** Geciteerde tekst **
Rechtbank Zeeland-West-Brabant oordeelt dat de inspecteur terecht de aanslagen schenkingsrecht voor de schenkingen van SPF Q aan X heeft opgelegd. De rechtbank overweegt daarbij dat vader Z in de jaren 2007 - 2009 het feitelijke bestuur binnen Q heeft gevoerd.

Z, de vader van belanghebbende, X, geeft in 2001 opdracht tot oprichting van Stichting Particulier Fonds Q. Q keert in 2007 - 2009 schenkingen uit aan X. Hierbij wordt in Nederland geen schenkingsrecht afgedragen. In 2017 legt de inspecteur aanslagen schenkingsrecht op aan X. X is het hier niet mee eens.

Rechtbank Zeeland-West-Brabant oordeelt dat de inspecteur terecht de aanslagen schenkingsrecht voor de schenkingen van SPF Q aan X heeft opgelegd. De rechtbank overweegt daarbij dat Z in de jaren 2007 - 2009 het feitelijk bestuur binnen Q heeft gevoerd. Hij kon dan ook vrijelijk beschikken over de in de SPF aanwezige inkomens- en vermogensbestanddelen als ware het zijn eigen vermogen. Volgens de rechtbank hebben deze inkomens- en vermogensbestanddelen het vermogen van Z nimmer feitelijk verlaten. Q moet voor deze jaren dan ook als verlengstuk van het vermogen van Z worden beschouwd. Nu Z in 2007 - 2009 in Nederland woonde is X in Nederland schenkingsrecht verschuldigd in verband met de schenkingen. De aanslagen blijven in stand.

** Gestelde opdracht 1 **
In welk jaar gaf Z volgens de tekst over het schenkingsrecht opdracht tot oprichting van Stichting Particulier Fonds Q?
** Gestelde opdracht 2 **
Kopieer uit de tekst over het schenkingsrecht letterlijk het gedeelte dat opent met de woorden die "Z, de vader" bevatten en sluit met "niet mee eens.".

[Annotaties met begrenzingskaders]
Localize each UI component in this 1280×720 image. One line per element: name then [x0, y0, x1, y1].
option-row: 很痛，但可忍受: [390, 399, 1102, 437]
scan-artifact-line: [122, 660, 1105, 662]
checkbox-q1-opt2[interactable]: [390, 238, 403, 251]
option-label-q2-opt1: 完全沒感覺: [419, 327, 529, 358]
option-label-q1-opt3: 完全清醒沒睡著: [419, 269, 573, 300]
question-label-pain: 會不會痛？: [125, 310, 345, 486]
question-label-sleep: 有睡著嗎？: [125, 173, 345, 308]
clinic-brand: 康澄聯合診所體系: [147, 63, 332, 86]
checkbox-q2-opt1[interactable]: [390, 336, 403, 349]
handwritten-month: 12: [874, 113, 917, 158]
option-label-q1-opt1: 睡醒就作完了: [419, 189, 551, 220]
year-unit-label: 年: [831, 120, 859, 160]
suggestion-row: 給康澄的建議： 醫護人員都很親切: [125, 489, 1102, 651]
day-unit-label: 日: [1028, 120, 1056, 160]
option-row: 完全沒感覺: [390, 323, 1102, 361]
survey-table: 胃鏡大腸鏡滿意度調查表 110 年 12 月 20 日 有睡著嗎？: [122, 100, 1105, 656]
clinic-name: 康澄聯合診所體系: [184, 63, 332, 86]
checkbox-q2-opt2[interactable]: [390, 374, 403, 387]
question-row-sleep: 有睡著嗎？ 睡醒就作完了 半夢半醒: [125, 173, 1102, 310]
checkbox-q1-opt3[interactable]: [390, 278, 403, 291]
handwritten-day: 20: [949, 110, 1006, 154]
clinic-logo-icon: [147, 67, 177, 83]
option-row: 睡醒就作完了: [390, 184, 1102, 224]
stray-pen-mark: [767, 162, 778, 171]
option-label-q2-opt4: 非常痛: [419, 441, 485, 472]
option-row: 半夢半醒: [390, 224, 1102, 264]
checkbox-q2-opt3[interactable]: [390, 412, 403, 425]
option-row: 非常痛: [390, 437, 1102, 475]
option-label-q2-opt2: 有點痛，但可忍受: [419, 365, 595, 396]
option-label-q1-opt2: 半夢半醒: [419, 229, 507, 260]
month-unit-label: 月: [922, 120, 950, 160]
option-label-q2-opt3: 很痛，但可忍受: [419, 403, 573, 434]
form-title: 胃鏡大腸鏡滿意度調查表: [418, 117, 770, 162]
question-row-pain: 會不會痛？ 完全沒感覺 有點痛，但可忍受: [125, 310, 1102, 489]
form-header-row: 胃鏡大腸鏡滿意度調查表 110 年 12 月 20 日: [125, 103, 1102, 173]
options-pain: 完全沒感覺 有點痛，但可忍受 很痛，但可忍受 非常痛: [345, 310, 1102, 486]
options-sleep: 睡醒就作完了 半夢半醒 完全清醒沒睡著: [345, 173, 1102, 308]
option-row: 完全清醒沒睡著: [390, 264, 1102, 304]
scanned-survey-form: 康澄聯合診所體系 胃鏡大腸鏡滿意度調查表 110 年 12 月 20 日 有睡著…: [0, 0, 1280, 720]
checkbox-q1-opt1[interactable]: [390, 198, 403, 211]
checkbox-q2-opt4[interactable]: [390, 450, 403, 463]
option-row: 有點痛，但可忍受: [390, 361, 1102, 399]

** Resultaat opdracht 1 **
In 2001.

** Resultaat opdracht 2 **
Z, de vader van belanghebbende, X, geeft in 2001 opdracht tot oprichting van Stichting Particulier Fonds Q. Q keert in 2007 - 2009 schenkingen uit aan X. Hierbij wordt in Nederland geen schenkingsrecht afgedragen. In 2017 legt de inspecteur aanslagen schenkingsrecht op aan X. X is het hier niet mee eens.